• **WHAT YOU NEED TO DO**
Give the number of lines that contain the string "ресурсоемкое", and nothing else.

• **THE DATA**
════════
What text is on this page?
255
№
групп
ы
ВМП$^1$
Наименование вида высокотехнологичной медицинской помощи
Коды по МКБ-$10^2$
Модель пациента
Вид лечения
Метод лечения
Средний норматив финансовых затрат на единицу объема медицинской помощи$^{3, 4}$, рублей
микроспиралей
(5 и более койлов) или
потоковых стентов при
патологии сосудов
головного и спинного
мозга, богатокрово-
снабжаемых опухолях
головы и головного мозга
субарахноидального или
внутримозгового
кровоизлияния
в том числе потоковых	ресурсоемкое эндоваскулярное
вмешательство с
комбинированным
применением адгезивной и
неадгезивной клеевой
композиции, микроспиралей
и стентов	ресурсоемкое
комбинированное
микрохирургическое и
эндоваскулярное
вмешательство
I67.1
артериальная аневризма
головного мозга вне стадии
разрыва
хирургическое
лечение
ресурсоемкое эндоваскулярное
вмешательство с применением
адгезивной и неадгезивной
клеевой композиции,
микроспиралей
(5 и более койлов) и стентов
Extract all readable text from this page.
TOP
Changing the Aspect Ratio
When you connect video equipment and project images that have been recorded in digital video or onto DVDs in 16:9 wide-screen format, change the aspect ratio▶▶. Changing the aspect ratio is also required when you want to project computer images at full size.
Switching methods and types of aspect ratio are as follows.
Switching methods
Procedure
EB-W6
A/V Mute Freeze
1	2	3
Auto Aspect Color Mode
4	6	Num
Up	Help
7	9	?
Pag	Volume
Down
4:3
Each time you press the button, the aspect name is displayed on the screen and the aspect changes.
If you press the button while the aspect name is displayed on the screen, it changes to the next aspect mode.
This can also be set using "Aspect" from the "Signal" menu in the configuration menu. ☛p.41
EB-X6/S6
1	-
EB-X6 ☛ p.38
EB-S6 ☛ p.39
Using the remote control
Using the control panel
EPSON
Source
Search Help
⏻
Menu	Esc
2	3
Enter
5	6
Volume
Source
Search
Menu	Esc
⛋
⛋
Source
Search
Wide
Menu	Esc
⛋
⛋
════════
• **THE RESULT**
3